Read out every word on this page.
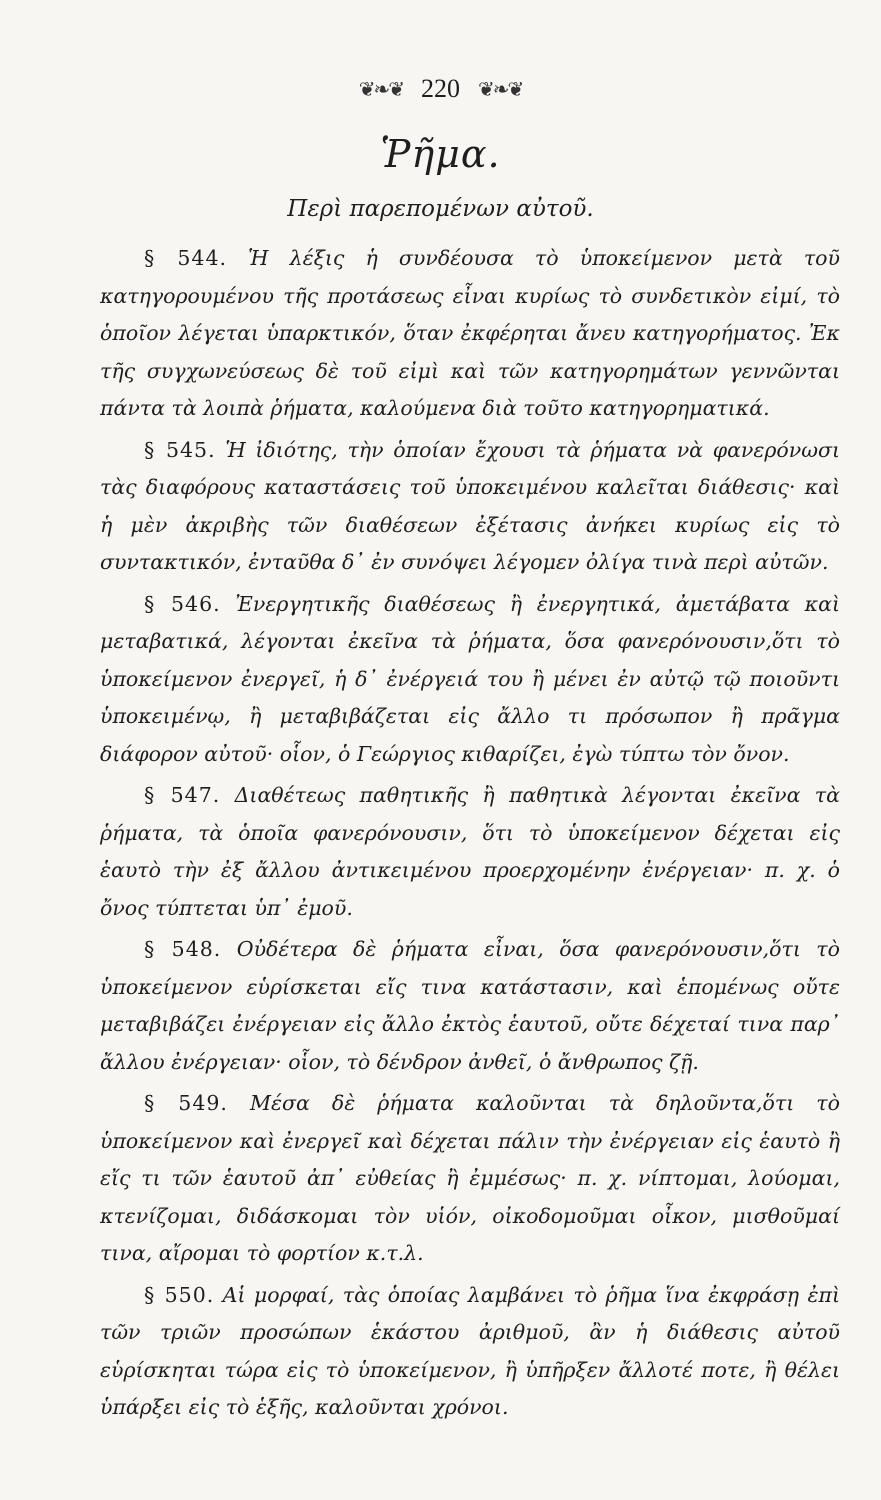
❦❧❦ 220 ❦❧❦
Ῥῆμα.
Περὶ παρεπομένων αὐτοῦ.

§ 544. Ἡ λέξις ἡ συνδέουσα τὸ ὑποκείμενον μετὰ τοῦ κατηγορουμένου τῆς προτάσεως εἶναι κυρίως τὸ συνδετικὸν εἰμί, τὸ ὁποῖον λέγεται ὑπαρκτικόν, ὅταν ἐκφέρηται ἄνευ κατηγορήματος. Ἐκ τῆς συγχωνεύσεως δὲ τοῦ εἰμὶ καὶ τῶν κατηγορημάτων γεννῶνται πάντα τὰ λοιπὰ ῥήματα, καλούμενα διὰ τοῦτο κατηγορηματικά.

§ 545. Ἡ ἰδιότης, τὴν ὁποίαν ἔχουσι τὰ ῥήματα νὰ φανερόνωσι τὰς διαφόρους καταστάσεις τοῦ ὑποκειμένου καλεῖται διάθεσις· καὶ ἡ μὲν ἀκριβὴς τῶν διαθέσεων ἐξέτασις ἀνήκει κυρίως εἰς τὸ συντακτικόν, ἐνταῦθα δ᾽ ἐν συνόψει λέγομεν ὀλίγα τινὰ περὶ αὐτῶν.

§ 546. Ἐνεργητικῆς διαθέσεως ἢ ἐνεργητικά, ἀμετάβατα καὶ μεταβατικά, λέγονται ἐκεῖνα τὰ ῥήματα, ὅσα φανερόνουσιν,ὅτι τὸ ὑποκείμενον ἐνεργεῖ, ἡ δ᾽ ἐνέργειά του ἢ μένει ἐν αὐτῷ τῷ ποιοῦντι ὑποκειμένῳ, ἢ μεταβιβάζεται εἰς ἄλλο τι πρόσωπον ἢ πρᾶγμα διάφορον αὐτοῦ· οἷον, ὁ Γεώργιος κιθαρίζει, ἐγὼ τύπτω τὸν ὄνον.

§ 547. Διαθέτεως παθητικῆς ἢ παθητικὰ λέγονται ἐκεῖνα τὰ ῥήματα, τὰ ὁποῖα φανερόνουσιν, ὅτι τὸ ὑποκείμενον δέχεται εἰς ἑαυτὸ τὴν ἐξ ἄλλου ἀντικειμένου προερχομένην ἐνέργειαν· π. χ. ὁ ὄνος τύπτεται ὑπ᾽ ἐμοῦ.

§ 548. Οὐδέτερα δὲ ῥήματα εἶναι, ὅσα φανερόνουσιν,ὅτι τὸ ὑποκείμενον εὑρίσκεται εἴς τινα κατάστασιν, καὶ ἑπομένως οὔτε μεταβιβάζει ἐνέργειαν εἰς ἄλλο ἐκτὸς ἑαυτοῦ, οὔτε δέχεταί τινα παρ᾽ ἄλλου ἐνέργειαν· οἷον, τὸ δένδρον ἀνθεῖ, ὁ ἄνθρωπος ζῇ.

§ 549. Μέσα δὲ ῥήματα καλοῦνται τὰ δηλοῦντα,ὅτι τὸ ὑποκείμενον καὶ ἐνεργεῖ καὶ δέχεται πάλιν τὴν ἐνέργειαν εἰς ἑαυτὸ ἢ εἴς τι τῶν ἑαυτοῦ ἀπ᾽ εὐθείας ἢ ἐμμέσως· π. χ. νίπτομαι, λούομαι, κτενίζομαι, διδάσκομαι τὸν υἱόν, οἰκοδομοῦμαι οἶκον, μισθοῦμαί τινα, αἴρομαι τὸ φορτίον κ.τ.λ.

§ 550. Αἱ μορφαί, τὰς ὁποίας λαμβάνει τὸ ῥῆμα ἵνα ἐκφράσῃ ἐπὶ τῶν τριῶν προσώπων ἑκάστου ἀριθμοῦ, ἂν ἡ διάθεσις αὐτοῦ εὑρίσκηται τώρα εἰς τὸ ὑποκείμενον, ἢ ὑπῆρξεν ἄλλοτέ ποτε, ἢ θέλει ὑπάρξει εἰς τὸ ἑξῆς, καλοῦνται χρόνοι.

-------------------------

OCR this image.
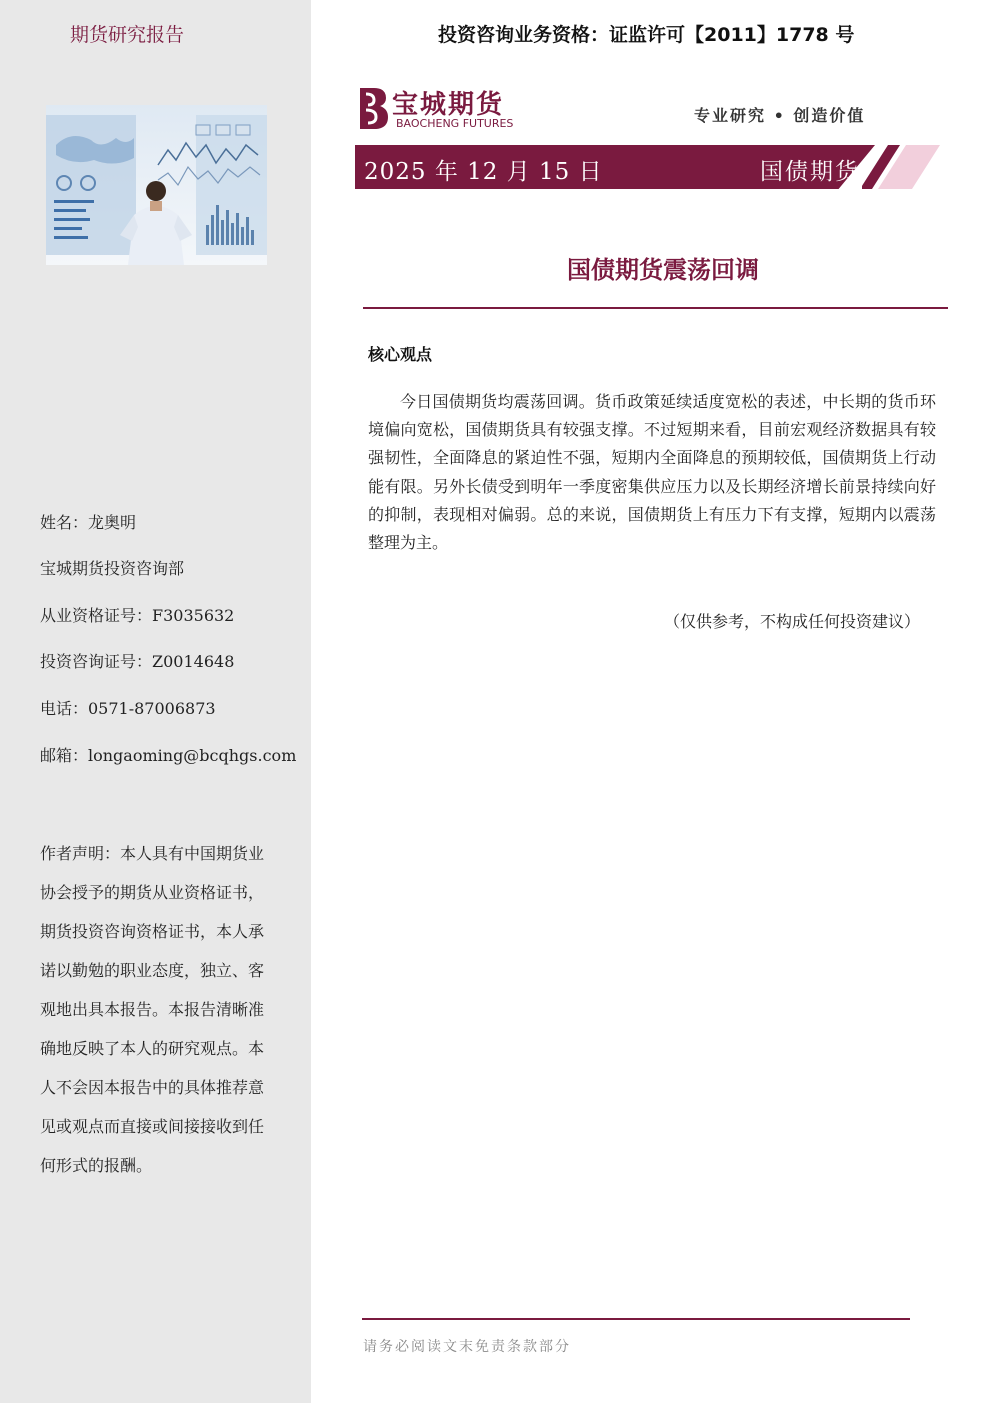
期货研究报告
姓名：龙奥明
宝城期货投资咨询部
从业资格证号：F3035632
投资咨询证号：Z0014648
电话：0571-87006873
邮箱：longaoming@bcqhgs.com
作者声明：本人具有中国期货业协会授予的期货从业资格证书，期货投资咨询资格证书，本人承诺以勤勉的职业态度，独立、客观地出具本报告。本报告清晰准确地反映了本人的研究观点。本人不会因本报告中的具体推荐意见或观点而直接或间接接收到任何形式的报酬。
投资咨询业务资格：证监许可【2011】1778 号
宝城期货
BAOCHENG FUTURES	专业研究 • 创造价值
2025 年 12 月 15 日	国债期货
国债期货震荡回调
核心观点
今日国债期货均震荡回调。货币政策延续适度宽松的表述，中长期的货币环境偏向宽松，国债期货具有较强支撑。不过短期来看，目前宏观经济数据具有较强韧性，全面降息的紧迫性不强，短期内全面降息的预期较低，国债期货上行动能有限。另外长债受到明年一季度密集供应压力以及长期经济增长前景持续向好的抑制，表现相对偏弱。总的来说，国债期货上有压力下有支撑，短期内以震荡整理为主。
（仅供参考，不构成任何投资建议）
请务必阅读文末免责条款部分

-------------------------

▸ Aim of the task:
Using the data above, say how many lines include "ἑαυτοῦ". No other reply is needed.

▸ The output:
2